| PROBLEM STATEMENT |
Recast every line of the material below as a Markdown table with the columns "Row" and "Content": number each line in "Row", put the line itself in "Content", and skip blank lines. Leave the pictures out of the table.

- - - - - - -

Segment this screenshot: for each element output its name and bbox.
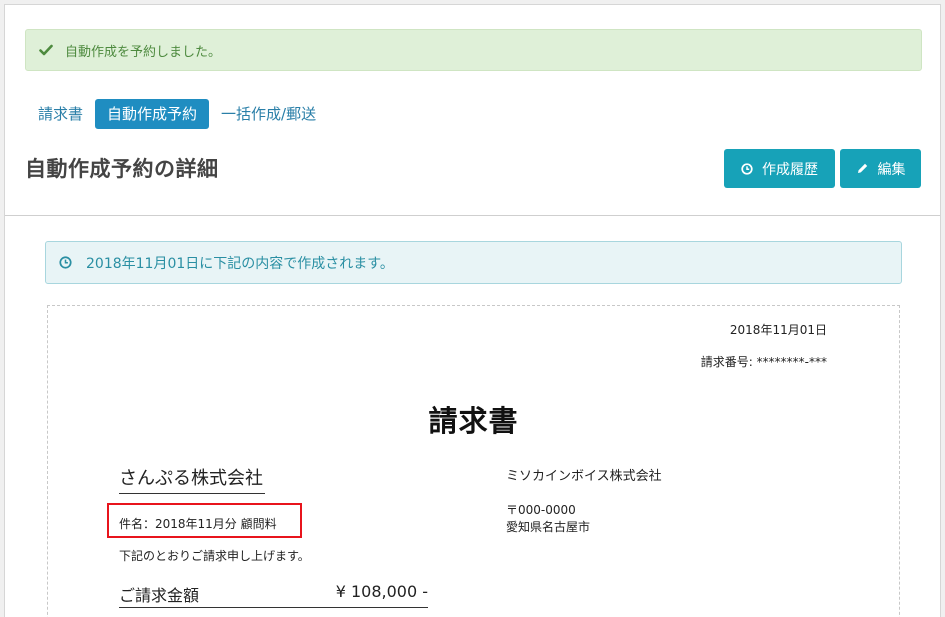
amount-value: ¥ 108,000 - — [335, 582, 428, 601]
schedule-info-alert: 2018年11月01日に下記の内容で作成されます。 — [45, 241, 902, 284]
tab-scheduled-creation[interactable]: 自動作成予約 — [95, 99, 210, 129]
invoice-preview: 2018年11月01日 請求番号: ********-*** 請求書 さんぷる株… — [47, 305, 900, 617]
page-title: 自動作成予約の詳細 — [25, 157, 219, 181]
invoice-number-value: ********-*** — [756, 355, 827, 369]
client-name: さんぷる株式会社 — [119, 464, 265, 494]
sender-name: ミソカインボイス株式会社 — [506, 469, 662, 484]
invoice-number-label: 請求番号: — [700, 355, 753, 369]
amount-label: ご請求金額 — [119, 586, 200, 605]
clock-icon — [59, 256, 72, 269]
tab-bar: 請求書 自動作成予約 一括作成/郵送 — [25, 99, 328, 129]
clock-icon — [741, 162, 753, 175]
success-message: 自動作成を予約しました。 — [65, 44, 222, 60]
creation-history-label: 作成履歴 — [762, 161, 818, 178]
invoice-title: 請求書 — [428, 404, 519, 438]
section-divider — [5, 215, 940, 216]
invoice-number: 請求番号: ********-*** — [701, 353, 827, 370]
invoice-greeting: 下記のとおりご請求申し上げます。 — [119, 549, 310, 563]
page-frame: 自動作成を予約しました。 請求書 自動作成予約 一括作成/郵送 自動作成予約の詳… — [4, 4, 941, 617]
edit-button[interactable]: 編集 — [840, 149, 921, 188]
schedule-info-message: 2018年11月01日に下記の内容で作成されます。 — [86, 255, 394, 272]
invoice-date: 2018年11月01日 — [729, 323, 827, 337]
tab-bulk-create-mail[interactable]: 一括作成/郵送 — [209, 99, 328, 129]
sender-zip: 〒000-0000 — [506, 503, 576, 517]
edit-label: 編集 — [877, 161, 906, 178]
tab-invoice[interactable]: 請求書 — [25, 99, 95, 129]
creation-history-button[interactable]: 作成履歴 — [724, 149, 835, 188]
invoice-subject: 件名：2018年11月分 顧問料 — [119, 517, 277, 531]
sender-address: 愛知県名古屋市 — [506, 520, 591, 534]
pencil-icon — [857, 163, 867, 173]
success-alert: 自動作成を予約しました。 — [25, 29, 922, 71]
check-icon — [39, 43, 53, 57]
invoice-amount-row: ご請求金額 ¥ 108,000 - — [119, 582, 428, 608]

- - - - - - -

| FINISHED ANSWER |
| Row | Content |
|---|---|
| 1 | Segment this screenshot: for each element output its name and bbox. |
| 2 | amount-value: ¥ 108,000 - — [335, 582, 428, 601] |
| 3 | schedule-info-alert: 2018年11月01日に下記の内容で作成されます。 — [45, 241, 902, 284] |
| 4 | tab-scheduled-creation[interactable]: 自動作成予約 — [95, 99, 210, 129] |
| 5 | invoice-preview: 2018年11月01日 請求番号: ********-*** 請求書 さんぷる株… — [47, 305, 900, 617] |
| 6 | page-title: 自動作成予約の詳細 — [25, 157, 219, 181] |
| 7 | invoice-number-value: ********-*** — [756, 355, 827, 369] |
| 8 | client-name: さんぷる株式会社 — [119, 464, 265, 494] |
| 9 | sender-name: ミソカインボイス株式会社 — [506, 469, 662, 484] |
| 10 | invoice-number-label: 請求番号: — [700, 355, 753, 369] |
| 11 | amount-label: ご請求金額 — [119, 586, 200, 605] |
| 12 | clock-icon — [59, 256, 72, 269] |
| 13 | tab-bar: 請求書 自動作成予約 一括作成/郵送 — [25, 99, 328, 129] |
| 14 | clock-icon — [741, 162, 753, 175] |
| 15 | success-message: 自動作成を予約しました。 — [65, 44, 222, 60] |
| 16 | creation-history-label: 作成履歴 — [762, 161, 818, 178] |
| 17 | invoice-title: 請求書 — [428, 404, 519, 438] |
| 18 | section-divider — [5, 215, 940, 216] |
| 19 | invoice-number: 請求番号: ********-*** — [701, 353, 827, 370] |
| 20 | invoice-greeting: 下記のとおりご請求申し上げます。 — [119, 549, 310, 563] |
| 21 | page-frame: 自動作成を予約しました。 請求書 自動作成予約 一括作成/郵送 自動作成予約の詳… — [4, 4, 941, 617] |
| 22 | edit-button[interactable]: 編集 — [840, 149, 921, 188] |
| 23 | schedule-info-message: 2018年11月01日に下記の内容で作成されます。 — [86, 255, 394, 272] |
| 24 | invoice-date: 2018年11月01日 — [729, 323, 827, 337] |
| 25 | tab-bulk-create-mail[interactable]: 一括作成/郵送 — [209, 99, 328, 129] |
| 26 | sender-zip: 〒000-0000 — [506, 503, 576, 517] |
| 27 | edit-label: 編集 — [877, 161, 906, 178] |
| 28 | tab-invoice[interactable]: 請求書 — [25, 99, 95, 129] |
| 29 | creation-history-button[interactable]: 作成履歴 — [724, 149, 835, 188] |
| 30 | invoice-subject: 件名：2018年11月分 顧問料 — [119, 517, 277, 531] |
| 31 | sender-address: 愛知県名古屋市 — [506, 520, 591, 534] |
| 32 | pencil-icon — [857, 163, 867, 173] |
| 33 | success-alert: 自動作成を予約しました。 — [25, 29, 922, 71] |
| 34 | check-icon — [39, 43, 53, 57] |
| 35 | invoice-amount-row: ご請求金額 ¥ 108,000 - — [119, 582, 428, 608] |